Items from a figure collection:
================================

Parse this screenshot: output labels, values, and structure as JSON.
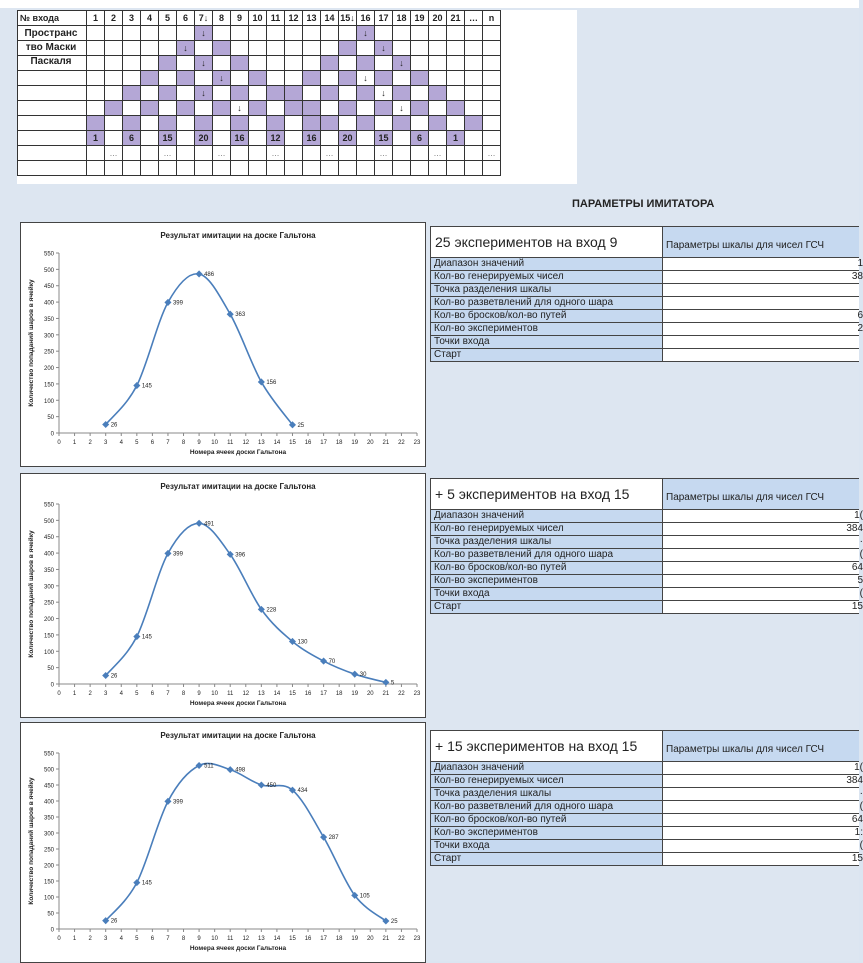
{
  "mask": {
    "header_label": "№ входа",
    "headers": [
      "1",
      "2",
      "3",
      "4",
      "5",
      "6",
      "7↓",
      "8",
      "9",
      "10",
      "11",
      "12",
      "13",
      "14",
      "15↓",
      "16",
      "17",
      "18",
      "19",
      "20",
      "21",
      "…",
      "n"
    ],
    "title_lines": [
      "Пространс",
      "тво Маски",
      "Паскаля"
    ],
    "arrow": "↓",
    "bottom_values": [
      {
        "col": 0,
        "text": "1"
      },
      {
        "col": 4,
        "text": "6"
      },
      {
        "col": 8,
        "text": "15"
      },
      {
        "col": 12,
        "text": "20"
      },
      {
        "col": 16,
        "text": "16"
      },
      {
        "col": 20,
        "text": "12"
      },
      {
        "col": 24,
        "text": "16"
      },
      {
        "col": 28,
        "text": "20"
      },
      {
        "col": 32,
        "text": "15"
      },
      {
        "col": 36,
        "text": "6"
      },
      {
        "col": 40,
        "text": "1"
      }
    ],
    "dots": "…"
  },
  "params_title": "ПАРАМЕТРЫ ИМИТАТОРА",
  "chart_data": [
    {
      "type": "line",
      "title": "Результат имитации на доске Гальтона",
      "xlabel": "Номера ячеек доски Гальтона",
      "ylabel": "Количество попаданий шаров в ячейку",
      "xlim": [
        0,
        23
      ],
      "ylim": [
        0,
        550
      ],
      "xticks": [
        0,
        1,
        2,
        3,
        4,
        5,
        6,
        7,
        8,
        9,
        10,
        11,
        12,
        13,
        14,
        15,
        16,
        17,
        18,
        19,
        20,
        21,
        22,
        23
      ],
      "yticks": [
        0,
        50,
        100,
        150,
        200,
        250,
        300,
        350,
        400,
        450,
        500,
        550
      ],
      "x": [
        3,
        5,
        7,
        9,
        11,
        13,
        15
      ],
      "y": [
        26,
        145,
        399,
        486,
        363,
        156,
        25
      ],
      "grid": false,
      "legend": "none"
    },
    {
      "type": "line",
      "title": "Результат имитации на доске Гальтона",
      "xlabel": "Номера ячеек доски Гальтона",
      "ylabel": "Количество попаданий шаров в ячейку",
      "xlim": [
        0,
        23
      ],
      "ylim": [
        0,
        550
      ],
      "xticks": [
        0,
        1,
        2,
        3,
        4,
        5,
        6,
        7,
        8,
        9,
        10,
        11,
        12,
        13,
        14,
        15,
        16,
        17,
        18,
        19,
        20,
        21,
        22,
        23
      ],
      "yticks": [
        0,
        50,
        100,
        150,
        200,
        250,
        300,
        350,
        400,
        450,
        500,
        550
      ],
      "x": [
        3,
        5,
        7,
        9,
        11,
        13,
        15,
        17,
        19,
        21
      ],
      "y": [
        26,
        145,
        399,
        491,
        396,
        228,
        130,
        70,
        30,
        5
      ],
      "grid": false,
      "legend": "none"
    },
    {
      "type": "line",
      "title": "Результат имитации на доске Гальтона",
      "xlabel": "Номера ячеек доски Гальтона",
      "ylabel": "Количество попаданий шаров в ячейку",
      "xlim": [
        0,
        23
      ],
      "ylim": [
        0,
        550
      ],
      "xticks": [
        0,
        1,
        2,
        3,
        4,
        5,
        6,
        7,
        8,
        9,
        10,
        11,
        12,
        13,
        14,
        15,
        16,
        17,
        18,
        19,
        20,
        21,
        22,
        23
      ],
      "yticks": [
        0,
        50,
        100,
        150,
        200,
        250,
        300,
        350,
        400,
        450,
        500,
        550
      ],
      "x": [
        3,
        5,
        7,
        9,
        11,
        13,
        15,
        17,
        19,
        21
      ],
      "y": [
        26,
        145,
        399,
        511,
        498,
        450,
        434,
        287,
        105,
        25
      ],
      "grid": false,
      "legend": "none"
    }
  ],
  "param_tables": [
    {
      "heading": "25 экспериментов на вход 9",
      "column_header": "Параметры шкалы для чисел ГСЧ",
      "rows": [
        {
          "label": "Диапазон значений",
          "value": "1"
        },
        {
          "label": "Кол-во генерируемых чисел",
          "value": "38"
        },
        {
          "label": "Точка разделения шкалы",
          "value": ""
        },
        {
          "label": "Кол-во разветвлений для одного шара",
          "value": ""
        },
        {
          "label": "Кол-во бросков/кол-во путей",
          "value": "6"
        },
        {
          "label": "Кол-во экспериментов",
          "value": "2"
        },
        {
          "label": "Точки входа",
          "value": ""
        },
        {
          "label": "Старт",
          "value": ""
        }
      ]
    },
    {
      "heading": "+ 5 экспериментов на вход 15",
      "column_header": "Параметры шкалы для чисел ГСЧ",
      "rows": [
        {
          "label": "Диапазон значений",
          "value": "1("
        },
        {
          "label": "Кол-во генерируемых чисел",
          "value": "384"
        },
        {
          "label": "Точка разделения шкалы",
          "value": "·"
        },
        {
          "label": "Кол-во разветвлений для одного шара",
          "value": "("
        },
        {
          "label": "Кол-во бросков/кол-во путей",
          "value": "64"
        },
        {
          "label": "Кол-во экспериментов",
          "value": "5"
        },
        {
          "label": "Точки входа",
          "value": "("
        },
        {
          "label": "Старт",
          "value": "15"
        }
      ]
    },
    {
      "heading": "+ 15 экспериментов на вход 15",
      "column_header": "Параметры шкалы для чисел ГСЧ",
      "rows": [
        {
          "label": "Диапазон значений",
          "value": "1("
        },
        {
          "label": "Кол-во генерируемых чисел",
          "value": "384"
        },
        {
          "label": "Точка разделения шкалы",
          "value": "·"
        },
        {
          "label": "Кол-во разветвлений для одного шара",
          "value": "("
        },
        {
          "label": "Кол-во бросков/кол-во путей",
          "value": "64"
        },
        {
          "label": "Кол-во экспериментов",
          "value": "1:"
        },
        {
          "label": "Точки входа",
          "value": "("
        },
        {
          "label": "Старт",
          "value": "15"
        }
      ]
    }
  ]
}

================================

**Work required**.
Leave images out of the retyped records; keep all else exact.

**Response to the exercise**.
Parse this screenshot: output labels, values, and structure as JSON.
{
  "mask": {
    "header_label": "№ входа",
    "headers": [
      "1",
      "2",
      "3",
      "4",
      "5",
      "6",
      "7↓",
      "8",
      "9",
      "10",
      "11",
      "12",
      "13",
      "14",
      "15↓",
      "16",
      "17",
      "18",
      "19",
      "20",
      "21",
      "…",
      "n"
    ],
    "title_lines": [
      "Пространс",
      "тво Маски",
      "Паскаля"
    ],
    "arrow": "↓",
    "bottom_values": [
      {
        "col": 0,
        "text": "1"
      },
      {
        "col": 4,
        "text": "6"
      },
      {
        "col": 8,
        "text": "15"
      },
      {
        "col": 12,
        "text": "20"
      },
      {
        "col": 16,
        "text": "16"
      },
      {
        "col": 20,
        "text": "12"
      },
      {
        "col": 24,
        "text": "16"
      },
      {
        "col": 28,
        "text": "20"
      },
      {
        "col": 32,
        "text": "15"
      },
      {
        "col": 36,
        "text": "6"
      },
      {
        "col": 40,
        "text": "1"
      }
    ],
    "dots": "…"
  },
  "params_title": "ПАРАМЕТРЫ ИМИТАТОРА",
  "chart_data": [
    {
      "type": "line",
      "title": "Результат имитации на доске Гальтона",
      "xlabel": "Номера ячеек доски Гальтона",
      "ylabel": "Количество попаданий шаров в ячейку",
      "xlim": [
        0,
        23
      ],
      "ylim": [
        0,
        550
      ],
      "xticks": [
        0,
        1,
        2,
        3,
        4,
        5,
        6,
        7,
        8,
        9,
        10,
        11,
        12,
        13,
        14,
        15,
        16,
        17,
        18,
        19,
        20,
        21,
        22,
        23
      ],
      "yticks": [
        0,
        50,
        100,
        150,
        200,
        250,
        300,
        350,
        400,
        450,
        500,
        550
      ],
      "x": [
        3,
        5,
        7,
        9,
        11,
        13,
        15
      ],
      "y": [
        26,
        145,
        399,
        486,
        363,
        156,
        25
      ],
      "grid": false,
      "legend": "none"
    },
    {
      "type": "line",
      "title": "Результат имитации на доске Гальтона",
      "xlabel": "Номера ячеек доски Гальтона",
      "ylabel": "Количество попаданий шаров в ячейку",
      "xlim": [
        0,
        23
      ],
      "ylim": [
        0,
        550
      ],
      "xticks": [
        0,
        1,
        2,
        3,
        4,
        5,
        6,
        7,
        8,
        9,
        10,
        11,
        12,
        13,
        14,
        15,
        16,
        17,
        18,
        19,
        20,
        21,
        22,
        23
      ],
      "yticks": [
        0,
        50,
        100,
        150,
        200,
        250,
        300,
        350,
        400,
        450,
        500,
        550
      ],
      "x": [
        3,
        5,
        7,
        9,
        11,
        13,
        15,
        17,
        19,
        21
      ],
      "y": [
        26,
        145,
        399,
        491,
        396,
        228,
        130,
        70,
        30,
        5
      ],
      "grid": false,
      "legend": "none"
    },
    {
      "type": "line",
      "title": "Результат имитации на доске Гальтона",
      "xlabel": "Номера ячеек доски Гальтона",
      "ylabel": "Количество попаданий шаров в ячейку",
      "xlim": [
        0,
        23
      ],
      "ylim": [
        0,
        550
      ],
      "xticks": [
        0,
        1,
        2,
        3,
        4,
        5,
        6,
        7,
        8,
        9,
        10,
        11,
        12,
        13,
        14,
        15,
        16,
        17,
        18,
        19,
        20,
        21,
        22,
        23
      ],
      "yticks": [
        0,
        50,
        100,
        150,
        200,
        250,
        300,
        350,
        400,
        450,
        500,
        550
      ],
      "x": [
        3,
        5,
        7,
        9,
        11,
        13,
        15,
        17,
        19,
        21
      ],
      "y": [
        26,
        145,
        399,
        511,
        498,
        450,
        434,
        287,
        105,
        25
      ],
      "grid": false,
      "legend": "none"
    }
  ],
  "param_tables": [
    {
      "heading": "25 экспериментов на вход 9",
      "column_header": "Параметры шкалы для чисел ГСЧ",
      "rows": [
        {
          "label": "Диапазон значений",
          "value": "1"
        },
        {
          "label": "Кол-во генерируемых чисел",
          "value": "38"
        },
        {
          "label": "Точка разделения шкалы",
          "value": ""
        },
        {
          "label": "Кол-во разветвлений для одного шара",
          "value": ""
        },
        {
          "label": "Кол-во бросков/кол-во путей",
          "value": "6"
        },
        {
          "label": "Кол-во экспериментов",
          "value": "2"
        },
        {
          "label": "Точки входа",
          "value": ""
        },
        {
          "label": "Старт",
          "value": ""
        }
      ]
    },
    {
      "heading": "+ 5 экспериментов на вход 15",
      "column_header": "Параметры шкалы для чисел ГСЧ",
      "rows": [
        {
          "label": "Диапазон значений",
          "value": "1("
        },
        {
          "label": "Кол-во генерируемых чисел",
          "value": "384"
        },
        {
          "label": "Точка разделения шкалы",
          "value": "·"
        },
        {
          "label": "Кол-во разветвлений для одного шара",
          "value": "("
        },
        {
          "label": "Кол-во бросков/кол-во путей",
          "value": "64"
        },
        {
          "label": "Кол-во экспериментов",
          "value": "5"
        },
        {
          "label": "Точки входа",
          "value": "("
        },
        {
          "label": "Старт",
          "value": "15"
        }
      ]
    },
    {
      "heading": "+ 15 экспериментов на вход 15",
      "column_header": "Параметры шкалы для чисел ГСЧ",
      "rows": [
        {
          "label": "Диапазон значений",
          "value": "1("
        },
        {
          "label": "Кол-во генерируемых чисел",
          "value": "384"
        },
        {
          "label": "Точка разделения шкалы",
          "value": "·"
        },
        {
          "label": "Кол-во разветвлений для одного шара",
          "value": "("
        },
        {
          "label": "Кол-во бросков/кол-во путей",
          "value": "64"
        },
        {
          "label": "Кол-во экспериментов",
          "value": "1:"
        },
        {
          "label": "Точки входа",
          "value": "("
        },
        {
          "label": "Старт",
          "value": "15"
        }
      ]
    }
  ]
}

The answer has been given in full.